OBJECTIVE: Check each line of the entries below for the string "title"; copy every line where it appears.

+ + + + +

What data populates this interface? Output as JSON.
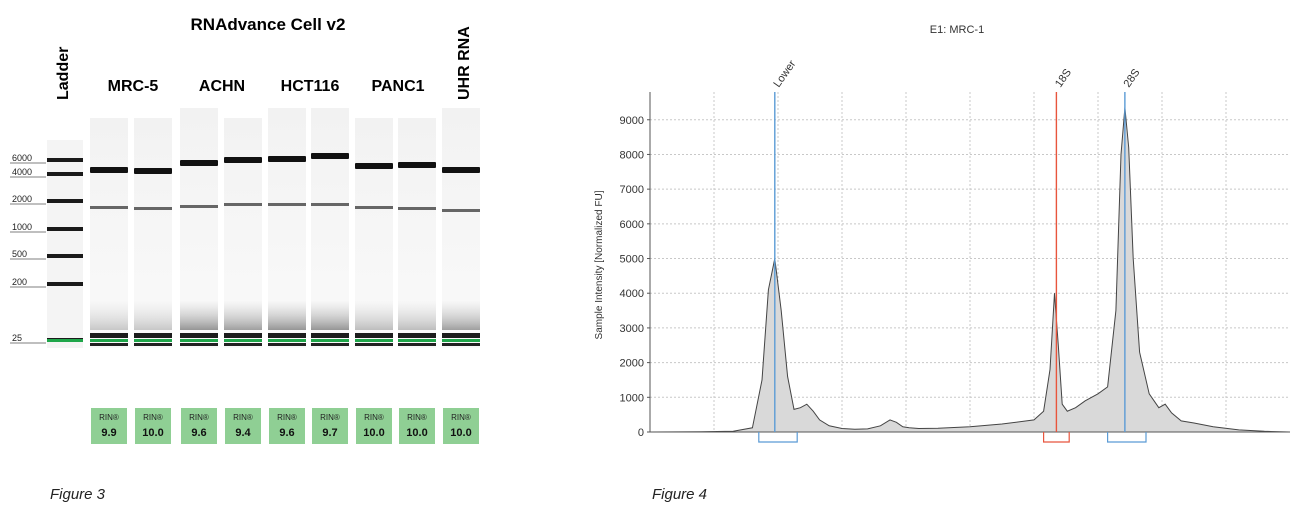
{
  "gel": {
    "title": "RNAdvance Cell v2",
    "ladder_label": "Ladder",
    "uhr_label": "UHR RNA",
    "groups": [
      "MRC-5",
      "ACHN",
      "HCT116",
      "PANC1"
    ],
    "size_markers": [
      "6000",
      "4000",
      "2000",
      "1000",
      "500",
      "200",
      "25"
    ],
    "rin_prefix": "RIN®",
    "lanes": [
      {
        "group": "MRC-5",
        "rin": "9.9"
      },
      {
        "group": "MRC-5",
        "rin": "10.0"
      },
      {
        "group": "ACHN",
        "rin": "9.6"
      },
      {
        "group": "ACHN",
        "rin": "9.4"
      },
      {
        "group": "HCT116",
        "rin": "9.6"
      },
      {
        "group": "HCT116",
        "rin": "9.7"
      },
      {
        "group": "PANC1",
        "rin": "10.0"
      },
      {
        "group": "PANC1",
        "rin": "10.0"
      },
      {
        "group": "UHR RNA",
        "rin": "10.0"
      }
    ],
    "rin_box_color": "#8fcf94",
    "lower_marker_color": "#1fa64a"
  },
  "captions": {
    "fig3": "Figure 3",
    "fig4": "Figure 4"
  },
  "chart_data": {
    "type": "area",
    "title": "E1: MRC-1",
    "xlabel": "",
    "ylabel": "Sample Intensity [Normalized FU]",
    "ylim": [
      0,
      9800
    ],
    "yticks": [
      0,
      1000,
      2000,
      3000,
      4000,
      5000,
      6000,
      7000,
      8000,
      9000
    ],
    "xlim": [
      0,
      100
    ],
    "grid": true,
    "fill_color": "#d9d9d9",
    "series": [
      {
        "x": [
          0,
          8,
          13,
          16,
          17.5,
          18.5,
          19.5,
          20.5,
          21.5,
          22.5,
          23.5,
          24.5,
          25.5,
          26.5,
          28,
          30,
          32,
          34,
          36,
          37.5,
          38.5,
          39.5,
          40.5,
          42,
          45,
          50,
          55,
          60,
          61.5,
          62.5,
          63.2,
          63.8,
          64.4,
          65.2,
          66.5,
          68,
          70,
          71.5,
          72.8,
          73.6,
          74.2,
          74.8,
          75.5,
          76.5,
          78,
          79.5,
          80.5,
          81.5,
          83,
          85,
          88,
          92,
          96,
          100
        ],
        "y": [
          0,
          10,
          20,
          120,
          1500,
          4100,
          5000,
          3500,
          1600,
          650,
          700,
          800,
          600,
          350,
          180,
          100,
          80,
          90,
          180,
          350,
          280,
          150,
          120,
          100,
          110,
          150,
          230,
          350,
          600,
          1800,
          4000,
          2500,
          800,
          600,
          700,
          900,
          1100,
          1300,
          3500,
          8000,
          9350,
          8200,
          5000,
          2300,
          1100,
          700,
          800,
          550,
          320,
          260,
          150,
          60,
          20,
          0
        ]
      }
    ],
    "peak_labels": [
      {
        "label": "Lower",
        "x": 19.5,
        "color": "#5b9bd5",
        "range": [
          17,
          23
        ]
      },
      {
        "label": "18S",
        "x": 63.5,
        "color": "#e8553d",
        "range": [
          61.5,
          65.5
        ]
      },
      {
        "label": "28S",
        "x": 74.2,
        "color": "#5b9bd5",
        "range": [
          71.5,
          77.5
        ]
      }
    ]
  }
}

+ + + + +

RESPONSE TO THIS TASK:
    "title": "RNAdvance Cell v2",
    "title": "E1: MRC-1",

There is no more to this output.